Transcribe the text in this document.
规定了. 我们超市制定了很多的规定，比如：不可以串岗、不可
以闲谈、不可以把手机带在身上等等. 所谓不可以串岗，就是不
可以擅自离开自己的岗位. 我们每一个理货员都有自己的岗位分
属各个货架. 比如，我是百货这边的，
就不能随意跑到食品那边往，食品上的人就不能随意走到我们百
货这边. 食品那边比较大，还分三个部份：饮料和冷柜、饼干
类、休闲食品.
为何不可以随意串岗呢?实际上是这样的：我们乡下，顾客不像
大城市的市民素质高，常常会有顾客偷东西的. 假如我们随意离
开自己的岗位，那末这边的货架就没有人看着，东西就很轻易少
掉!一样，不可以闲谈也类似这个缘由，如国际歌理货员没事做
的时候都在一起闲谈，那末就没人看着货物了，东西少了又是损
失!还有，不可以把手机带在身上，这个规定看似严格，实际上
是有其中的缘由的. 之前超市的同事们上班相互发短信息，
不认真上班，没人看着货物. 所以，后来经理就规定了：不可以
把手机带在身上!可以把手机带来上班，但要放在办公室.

-=-=-=-=-

Task >>
Transcribe the full listing above without leaving anything out.

Written answer >>
Transcribe the text in this document.
规定了. 我们超市制定了很多的规定，比如：不可以串岗、不可
以闲谈、不可以把手机带在身上等等. 所谓不可以串岗，就是不
可以擅自离开自己的岗位. 我们每一个理货员都有自己的岗位分
属各个货架. 比如，我是百货这边的，
就不能随意跑到食品那边往，食品上的人就不能随意走到我们百
货这边. 食品那边比较大，还分三个部份：饮料和冷柜、饼干
类、休闲食品.
为何不可以随意串岗呢?实际上是这样的：我们乡下，顾客不像
大城市的市民素质高，常常会有顾客偷东西的. 假如我们随意离
开自己的岗位，那末这边的货架就没有人看着，东西就很轻易少
掉!一样，不可以闲谈也类似这个缘由，如国际歌理货员没事做
的时候都在一起闲谈，那末就没人看着货物了，东西少了又是损
失!还有，不可以把手机带在身上，这个规定看似严格，实际上
是有其中的缘由的. 之前超市的同事们上班相互发短信息，
不认真上班，没人看着货物. 所以，后来经理就规定了：不可以
把手机带在身上!可以把手机带来上班，但要放在办公室.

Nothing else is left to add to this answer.